→ **Description of the task**: Look through the material and copy each line holding "object".

→ **Information supplied**:

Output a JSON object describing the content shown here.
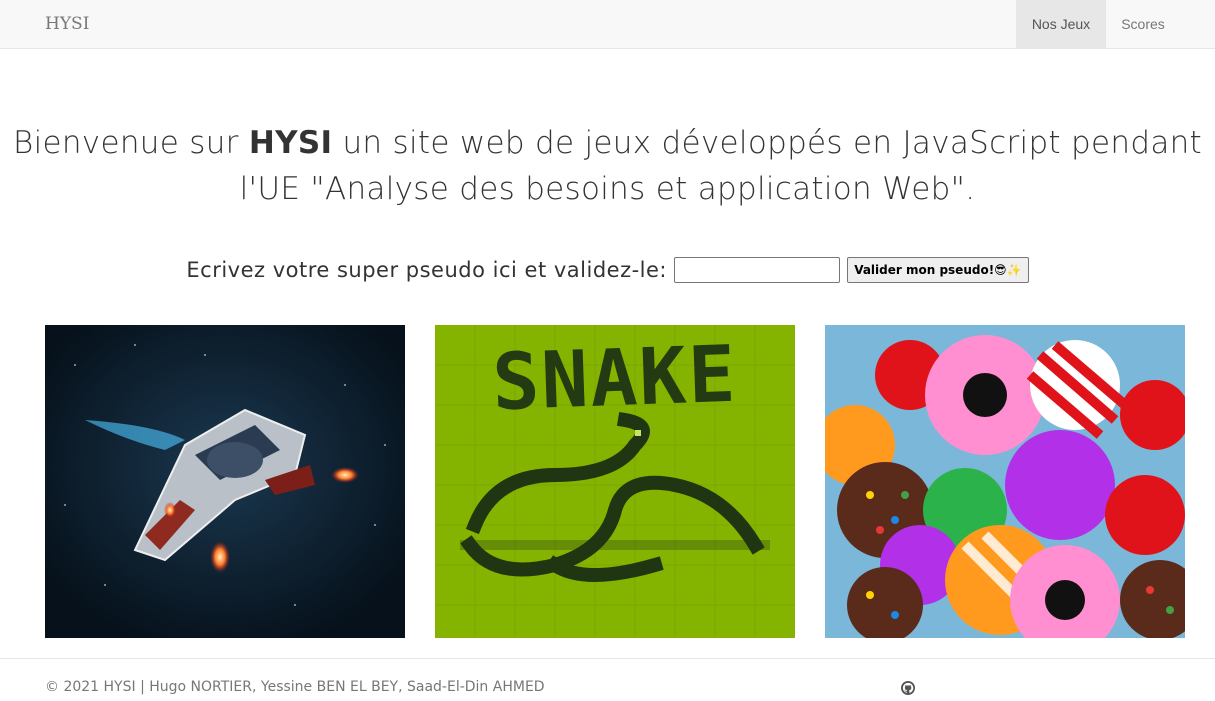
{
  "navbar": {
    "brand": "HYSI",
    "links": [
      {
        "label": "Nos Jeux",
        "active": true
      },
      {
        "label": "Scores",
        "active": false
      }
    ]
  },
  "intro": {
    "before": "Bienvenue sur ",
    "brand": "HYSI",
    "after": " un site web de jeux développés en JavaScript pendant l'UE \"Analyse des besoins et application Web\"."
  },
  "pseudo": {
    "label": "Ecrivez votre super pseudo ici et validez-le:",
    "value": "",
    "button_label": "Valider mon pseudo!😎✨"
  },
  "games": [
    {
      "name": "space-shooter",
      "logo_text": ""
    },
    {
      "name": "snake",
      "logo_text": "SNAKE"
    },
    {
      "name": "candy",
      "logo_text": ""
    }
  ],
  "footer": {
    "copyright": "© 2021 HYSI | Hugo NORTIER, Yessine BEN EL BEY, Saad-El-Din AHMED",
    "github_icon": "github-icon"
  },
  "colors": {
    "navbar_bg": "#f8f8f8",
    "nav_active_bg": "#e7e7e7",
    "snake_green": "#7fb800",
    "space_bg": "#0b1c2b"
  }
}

* * *

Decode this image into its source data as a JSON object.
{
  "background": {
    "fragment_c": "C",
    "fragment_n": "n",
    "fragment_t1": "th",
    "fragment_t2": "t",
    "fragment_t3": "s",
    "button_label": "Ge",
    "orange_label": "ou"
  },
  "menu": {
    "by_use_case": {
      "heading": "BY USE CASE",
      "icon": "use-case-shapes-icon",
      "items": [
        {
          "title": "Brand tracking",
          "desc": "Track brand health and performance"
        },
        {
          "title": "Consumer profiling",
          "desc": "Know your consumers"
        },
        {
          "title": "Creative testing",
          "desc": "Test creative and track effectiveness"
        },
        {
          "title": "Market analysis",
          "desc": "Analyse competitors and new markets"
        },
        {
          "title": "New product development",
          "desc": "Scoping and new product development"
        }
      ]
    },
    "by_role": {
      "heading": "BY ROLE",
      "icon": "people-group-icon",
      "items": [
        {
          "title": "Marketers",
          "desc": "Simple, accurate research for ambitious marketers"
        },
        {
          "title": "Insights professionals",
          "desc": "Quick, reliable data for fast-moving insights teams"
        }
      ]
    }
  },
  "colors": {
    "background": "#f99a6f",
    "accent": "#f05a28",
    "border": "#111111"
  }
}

---

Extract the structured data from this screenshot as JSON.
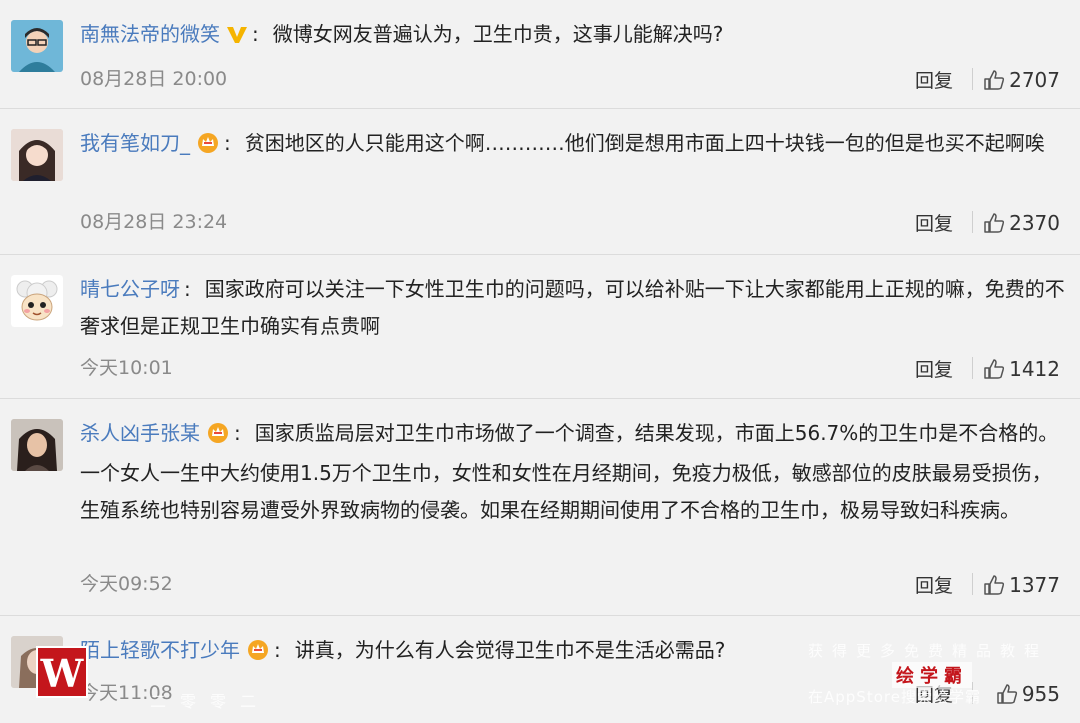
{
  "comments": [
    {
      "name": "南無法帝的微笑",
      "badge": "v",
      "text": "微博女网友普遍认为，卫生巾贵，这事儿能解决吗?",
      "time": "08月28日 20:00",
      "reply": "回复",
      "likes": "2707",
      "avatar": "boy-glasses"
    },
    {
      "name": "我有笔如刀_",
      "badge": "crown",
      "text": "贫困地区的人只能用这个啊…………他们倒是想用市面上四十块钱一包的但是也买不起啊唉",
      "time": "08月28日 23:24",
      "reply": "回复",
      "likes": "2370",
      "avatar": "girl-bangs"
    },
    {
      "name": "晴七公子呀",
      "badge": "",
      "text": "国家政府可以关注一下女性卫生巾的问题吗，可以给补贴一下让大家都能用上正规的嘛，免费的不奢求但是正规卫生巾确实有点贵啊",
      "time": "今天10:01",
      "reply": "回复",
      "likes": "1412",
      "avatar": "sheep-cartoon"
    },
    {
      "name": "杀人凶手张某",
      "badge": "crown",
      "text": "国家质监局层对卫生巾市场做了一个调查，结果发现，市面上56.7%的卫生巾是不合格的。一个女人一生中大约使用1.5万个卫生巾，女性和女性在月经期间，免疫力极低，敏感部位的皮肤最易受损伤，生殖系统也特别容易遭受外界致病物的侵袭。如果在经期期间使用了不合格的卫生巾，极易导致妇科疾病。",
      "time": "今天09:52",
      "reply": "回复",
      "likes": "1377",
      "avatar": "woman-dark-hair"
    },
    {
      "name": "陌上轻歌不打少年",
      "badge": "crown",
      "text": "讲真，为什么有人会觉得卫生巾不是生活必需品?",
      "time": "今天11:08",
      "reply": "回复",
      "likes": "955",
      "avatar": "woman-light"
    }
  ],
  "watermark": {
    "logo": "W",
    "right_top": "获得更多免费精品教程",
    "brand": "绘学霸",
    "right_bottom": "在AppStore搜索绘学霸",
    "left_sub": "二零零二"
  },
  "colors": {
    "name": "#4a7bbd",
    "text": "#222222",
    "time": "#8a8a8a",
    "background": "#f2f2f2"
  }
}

→ **Task solution**:
Output a JSON object describing the content shown here.
Decode this image into its source data as a JSON object.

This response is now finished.